▸ Aim:
Search the listing for "Faces" and copy every line where it appears.

(Stored data)
_ _ _ _

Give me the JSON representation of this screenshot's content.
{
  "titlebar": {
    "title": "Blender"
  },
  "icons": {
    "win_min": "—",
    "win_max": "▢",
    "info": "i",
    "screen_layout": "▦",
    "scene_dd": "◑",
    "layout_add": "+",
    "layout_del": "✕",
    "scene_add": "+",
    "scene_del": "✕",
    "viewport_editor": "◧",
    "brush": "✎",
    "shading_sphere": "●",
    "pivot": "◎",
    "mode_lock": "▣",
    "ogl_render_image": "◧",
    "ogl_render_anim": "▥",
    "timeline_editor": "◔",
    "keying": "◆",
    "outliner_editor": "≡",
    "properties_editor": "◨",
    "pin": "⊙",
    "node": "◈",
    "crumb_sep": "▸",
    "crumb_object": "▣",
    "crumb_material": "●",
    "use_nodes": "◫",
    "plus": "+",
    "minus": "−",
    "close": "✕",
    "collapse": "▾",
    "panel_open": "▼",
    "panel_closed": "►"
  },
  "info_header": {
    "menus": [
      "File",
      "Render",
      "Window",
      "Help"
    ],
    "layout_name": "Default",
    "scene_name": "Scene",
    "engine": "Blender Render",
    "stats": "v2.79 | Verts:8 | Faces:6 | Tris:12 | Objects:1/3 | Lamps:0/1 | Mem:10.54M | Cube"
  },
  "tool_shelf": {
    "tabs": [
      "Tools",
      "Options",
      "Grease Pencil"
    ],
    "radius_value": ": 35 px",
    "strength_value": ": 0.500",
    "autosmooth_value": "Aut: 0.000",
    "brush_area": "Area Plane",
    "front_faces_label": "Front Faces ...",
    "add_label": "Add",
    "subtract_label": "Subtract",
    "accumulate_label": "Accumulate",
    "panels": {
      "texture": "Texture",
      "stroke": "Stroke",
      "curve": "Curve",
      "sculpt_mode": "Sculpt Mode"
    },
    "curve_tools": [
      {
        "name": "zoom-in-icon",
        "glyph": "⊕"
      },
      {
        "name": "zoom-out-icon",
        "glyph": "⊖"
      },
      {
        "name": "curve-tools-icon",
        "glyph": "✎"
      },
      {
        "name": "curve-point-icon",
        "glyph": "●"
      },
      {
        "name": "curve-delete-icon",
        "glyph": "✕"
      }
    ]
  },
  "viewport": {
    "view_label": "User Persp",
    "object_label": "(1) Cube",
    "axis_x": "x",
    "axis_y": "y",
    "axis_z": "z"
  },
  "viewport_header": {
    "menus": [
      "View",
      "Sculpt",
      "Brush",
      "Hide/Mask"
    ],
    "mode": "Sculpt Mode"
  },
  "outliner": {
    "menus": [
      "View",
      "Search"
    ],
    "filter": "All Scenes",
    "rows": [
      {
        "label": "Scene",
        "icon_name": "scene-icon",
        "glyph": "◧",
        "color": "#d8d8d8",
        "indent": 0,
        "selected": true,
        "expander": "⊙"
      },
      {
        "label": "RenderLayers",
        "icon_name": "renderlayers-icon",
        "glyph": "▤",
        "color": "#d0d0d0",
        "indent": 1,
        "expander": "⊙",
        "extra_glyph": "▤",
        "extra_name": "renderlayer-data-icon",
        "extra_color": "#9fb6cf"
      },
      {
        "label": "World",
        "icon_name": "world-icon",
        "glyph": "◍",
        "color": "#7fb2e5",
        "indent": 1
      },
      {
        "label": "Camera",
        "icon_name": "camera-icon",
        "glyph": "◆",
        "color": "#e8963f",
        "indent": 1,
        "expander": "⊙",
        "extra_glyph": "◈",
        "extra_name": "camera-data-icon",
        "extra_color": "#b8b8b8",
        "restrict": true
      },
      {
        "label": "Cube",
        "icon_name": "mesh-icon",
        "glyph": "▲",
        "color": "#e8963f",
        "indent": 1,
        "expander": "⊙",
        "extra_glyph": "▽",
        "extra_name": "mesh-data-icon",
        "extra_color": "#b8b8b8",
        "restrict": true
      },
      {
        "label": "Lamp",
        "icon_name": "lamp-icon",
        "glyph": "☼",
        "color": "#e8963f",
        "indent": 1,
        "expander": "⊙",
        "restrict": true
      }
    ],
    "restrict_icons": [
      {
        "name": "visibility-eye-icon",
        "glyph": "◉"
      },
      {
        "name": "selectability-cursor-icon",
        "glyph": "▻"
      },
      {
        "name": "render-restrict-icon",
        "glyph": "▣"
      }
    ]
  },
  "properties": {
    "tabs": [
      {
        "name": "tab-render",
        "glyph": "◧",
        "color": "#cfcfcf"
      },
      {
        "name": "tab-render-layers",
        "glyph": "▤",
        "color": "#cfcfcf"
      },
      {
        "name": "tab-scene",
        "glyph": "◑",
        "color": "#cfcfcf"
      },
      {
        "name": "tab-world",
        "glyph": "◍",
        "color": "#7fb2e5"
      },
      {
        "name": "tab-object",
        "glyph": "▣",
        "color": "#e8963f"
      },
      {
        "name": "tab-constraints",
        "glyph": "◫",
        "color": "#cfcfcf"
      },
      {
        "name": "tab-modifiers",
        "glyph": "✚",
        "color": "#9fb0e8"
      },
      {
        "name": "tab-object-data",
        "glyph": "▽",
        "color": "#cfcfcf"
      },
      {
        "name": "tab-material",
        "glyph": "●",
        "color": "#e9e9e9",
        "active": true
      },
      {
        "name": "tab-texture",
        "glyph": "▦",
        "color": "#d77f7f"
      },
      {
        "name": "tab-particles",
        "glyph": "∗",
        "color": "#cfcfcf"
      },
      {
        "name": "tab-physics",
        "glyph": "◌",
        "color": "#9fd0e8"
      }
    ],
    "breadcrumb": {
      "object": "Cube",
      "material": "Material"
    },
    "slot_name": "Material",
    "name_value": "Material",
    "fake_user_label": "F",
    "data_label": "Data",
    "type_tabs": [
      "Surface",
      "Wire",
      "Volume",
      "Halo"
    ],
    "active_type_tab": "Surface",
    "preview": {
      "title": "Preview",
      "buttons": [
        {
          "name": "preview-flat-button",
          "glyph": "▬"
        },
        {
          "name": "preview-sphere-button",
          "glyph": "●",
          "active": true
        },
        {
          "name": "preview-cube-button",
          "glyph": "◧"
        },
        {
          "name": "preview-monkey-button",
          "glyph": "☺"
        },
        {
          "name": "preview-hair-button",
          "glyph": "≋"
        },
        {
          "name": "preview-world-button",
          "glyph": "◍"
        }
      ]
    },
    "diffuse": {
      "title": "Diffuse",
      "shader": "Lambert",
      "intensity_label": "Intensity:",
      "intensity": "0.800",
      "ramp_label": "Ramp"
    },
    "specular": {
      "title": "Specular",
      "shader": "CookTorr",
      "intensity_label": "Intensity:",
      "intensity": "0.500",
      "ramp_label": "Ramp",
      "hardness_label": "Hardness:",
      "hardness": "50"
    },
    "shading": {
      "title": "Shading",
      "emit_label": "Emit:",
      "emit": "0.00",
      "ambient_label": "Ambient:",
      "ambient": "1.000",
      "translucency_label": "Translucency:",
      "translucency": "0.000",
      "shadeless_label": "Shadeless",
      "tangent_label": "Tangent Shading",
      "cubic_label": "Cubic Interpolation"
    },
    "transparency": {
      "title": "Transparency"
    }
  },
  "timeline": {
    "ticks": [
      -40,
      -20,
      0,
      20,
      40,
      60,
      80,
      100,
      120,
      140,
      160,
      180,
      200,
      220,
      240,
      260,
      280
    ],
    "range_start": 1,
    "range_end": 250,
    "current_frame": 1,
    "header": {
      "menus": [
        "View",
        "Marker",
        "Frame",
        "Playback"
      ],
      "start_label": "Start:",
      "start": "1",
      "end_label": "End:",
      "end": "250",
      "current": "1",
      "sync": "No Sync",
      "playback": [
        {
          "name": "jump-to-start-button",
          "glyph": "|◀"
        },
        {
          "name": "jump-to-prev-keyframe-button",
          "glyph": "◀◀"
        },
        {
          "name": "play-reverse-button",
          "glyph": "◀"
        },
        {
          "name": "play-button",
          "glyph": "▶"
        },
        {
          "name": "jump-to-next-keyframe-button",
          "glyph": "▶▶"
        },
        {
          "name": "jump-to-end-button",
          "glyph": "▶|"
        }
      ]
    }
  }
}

_ _ _ _

▸ Written response:
    "stats": "v2.79 | Verts:8 | Faces:6 | Tris:12 | Objects:1/3 | Lamps:0/1 | Mem:10.54M | Cube"
    "front_faces_label": "Front Faces ...",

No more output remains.